— start of Supplied material —

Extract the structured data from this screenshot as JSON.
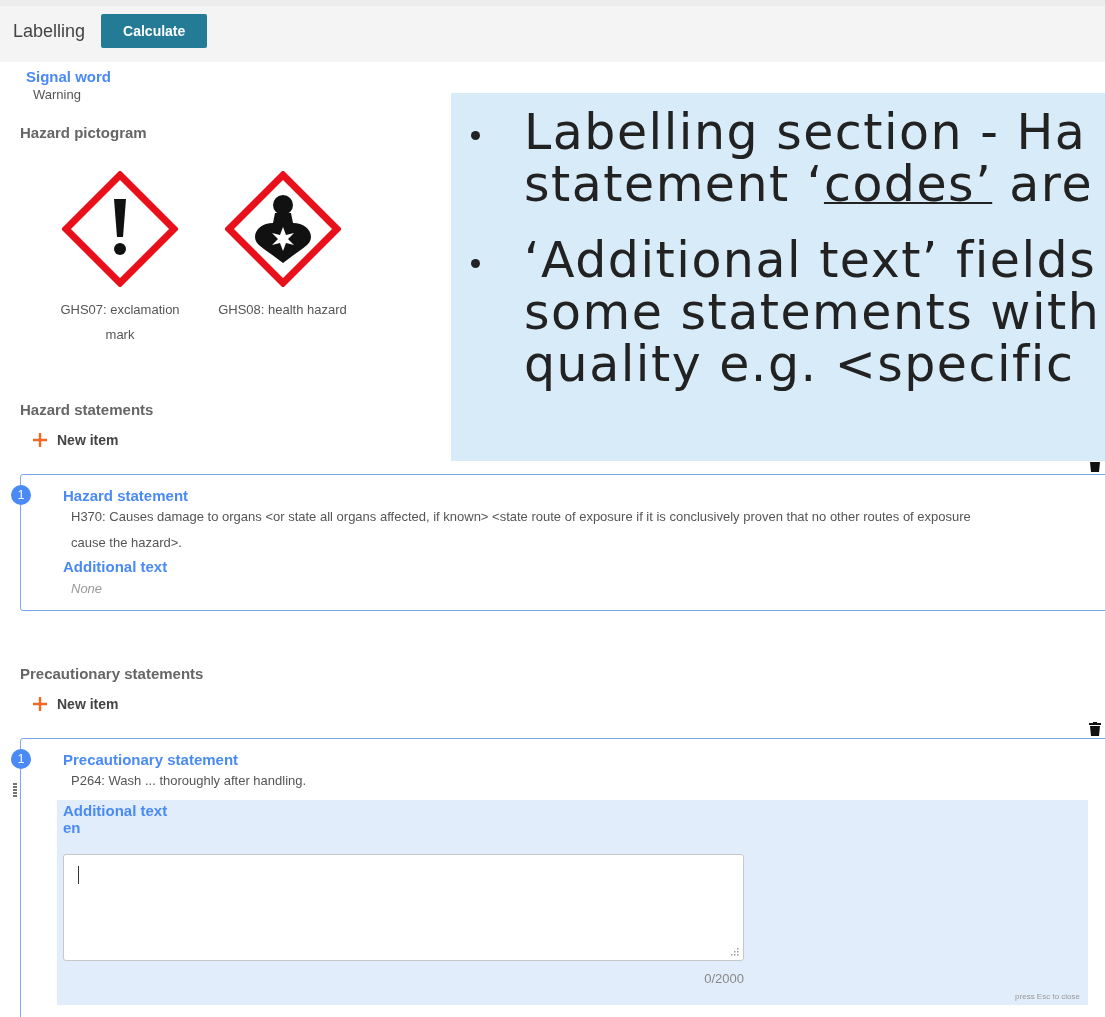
{
  "header": {
    "title": "Labelling",
    "button": "Calculate"
  },
  "signal_word": {
    "label": "Signal word",
    "value": "Warning"
  },
  "hazard_pictogram": {
    "label": "Hazard pictogram",
    "items": [
      {
        "kind": "exclamation",
        "caption": "GHS07: exclamation mark"
      },
      {
        "kind": "health",
        "caption": "GHS08: health hazard"
      }
    ]
  },
  "sections": [
    {
      "title": "Hazard statements",
      "new_item": "New item",
      "items": [
        {
          "number": "1",
          "label": "Hazard statement",
          "value": "H370: Causes damage to organs <or state all organs affected, if known> <state route of exposure if it is conclusively proven that no other routes of exposure cause the hazard>.",
          "additional_label": "Additional text",
          "editing": false,
          "additional_value": "None"
        }
      ]
    },
    {
      "title": "Precautionary statements",
      "new_item": "New item",
      "items": [
        {
          "number": "1",
          "label": "Precautionary statement",
          "value": "P264: Wash ... thoroughly after handling.",
          "additional_label": "Additional text",
          "editing": true,
          "language": "en",
          "counter": "0/2000",
          "hint": "press Esc to close"
        }
      ]
    }
  ],
  "callout": {
    "bullets": [
      {
        "lines": [
          [
            {
              "text": "Labelling section - Ha",
              "underlined": false
            }
          ],
          [
            {
              "text": "statement ‘",
              "underlined": false
            },
            {
              "text": "codes’",
              "underlined": true
            },
            {
              "text": " are",
              "underlined": false
            }
          ]
        ]
      },
      {
        "lines": [
          [
            {
              "text": "‘Additional text’ fields",
              "underlined": false
            }
          ],
          [
            {
              "text": "some statements with",
              "underlined": false
            }
          ],
          [
            {
              "text": "quality e.g. <specific",
              "underlined": false
            }
          ]
        ]
      }
    ]
  }
}
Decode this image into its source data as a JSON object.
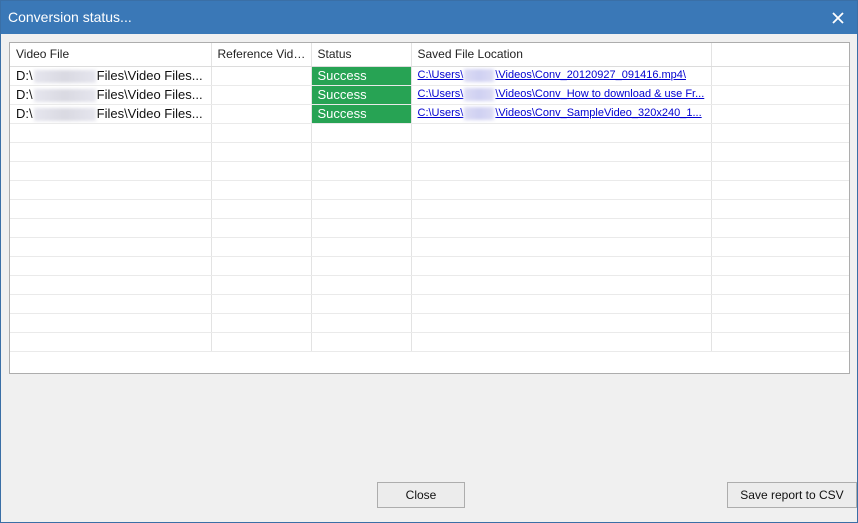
{
  "window": {
    "title": "Conversion status..."
  },
  "grid": {
    "columns": [
      "Video File",
      "Reference Video...",
      "Status",
      "Saved File Location",
      ""
    ],
    "rows": [
      {
        "file_prefix": "D:\\",
        "file_suffix": "Files\\Video Files...",
        "reference": "",
        "status": "Success",
        "loc_prefix": "C:\\Users\\",
        "loc_suffix": "\\Videos\\Conv_20120927_091416.mp4\\"
      },
      {
        "file_prefix": "D:\\",
        "file_suffix": "Files\\Video Files...",
        "reference": "",
        "status": "Success",
        "loc_prefix": "C:\\Users\\",
        "loc_suffix": "\\Videos\\Conv_How to download & use Fr..."
      },
      {
        "file_prefix": "D:\\",
        "file_suffix": "Files\\Video Files...",
        "reference": "",
        "status": "Success",
        "loc_prefix": "C:\\Users\\",
        "loc_suffix": "\\Videos\\Conv_SampleVideo_320x240_1..."
      }
    ],
    "empty_row_count": 12
  },
  "buttons": {
    "close_label": "Close",
    "save_csv_label": "Save report to CSV"
  },
  "colors": {
    "titlebar": "#3a78b7",
    "success": "#27a354",
    "link": "#0000d0"
  },
  "icons": {
    "close": "close-icon"
  }
}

— end of Supplied material —

- **Request**: Retype exactly the lines above, starting at the line containing "Decode this image" and ending with the last line, both included; leave out the pictures.

- **Answer for this exercise**:
Decode this image into its source data as a JSON object.
{
  "window": {
    "title": "Conversion status..."
  },
  "grid": {
    "columns": [
      "Video File",
      "Reference Video...",
      "Status",
      "Saved File Location",
      ""
    ],
    "rows": [
      {
        "file_prefix": "D:\\",
        "file_suffix": "Files\\Video Files...",
        "reference": "",
        "status": "Success",
        "loc_prefix": "C:\\Users\\",
        "loc_suffix": "\\Videos\\Conv_20120927_091416.mp4\\"
      },
      {
        "file_prefix": "D:\\",
        "file_suffix": "Files\\Video Files...",
        "reference": "",
        "status": "Success",
        "loc_prefix": "C:\\Users\\",
        "loc_suffix": "\\Videos\\Conv_How to download & use Fr..."
      },
      {
        "file_prefix": "D:\\",
        "file_suffix": "Files\\Video Files...",
        "reference": "",
        "status": "Success",
        "loc_prefix": "C:\\Users\\",
        "loc_suffix": "\\Videos\\Conv_SampleVideo_320x240_1..."
      }
    ],
    "empty_row_count": 12
  },
  "buttons": {
    "close_label": "Close",
    "save_csv_label": "Save report to CSV"
  },
  "colors": {
    "titlebar": "#3a78b7",
    "success": "#27a354",
    "link": "#0000d0"
  },
  "icons": {
    "close": "close-icon"
  }
}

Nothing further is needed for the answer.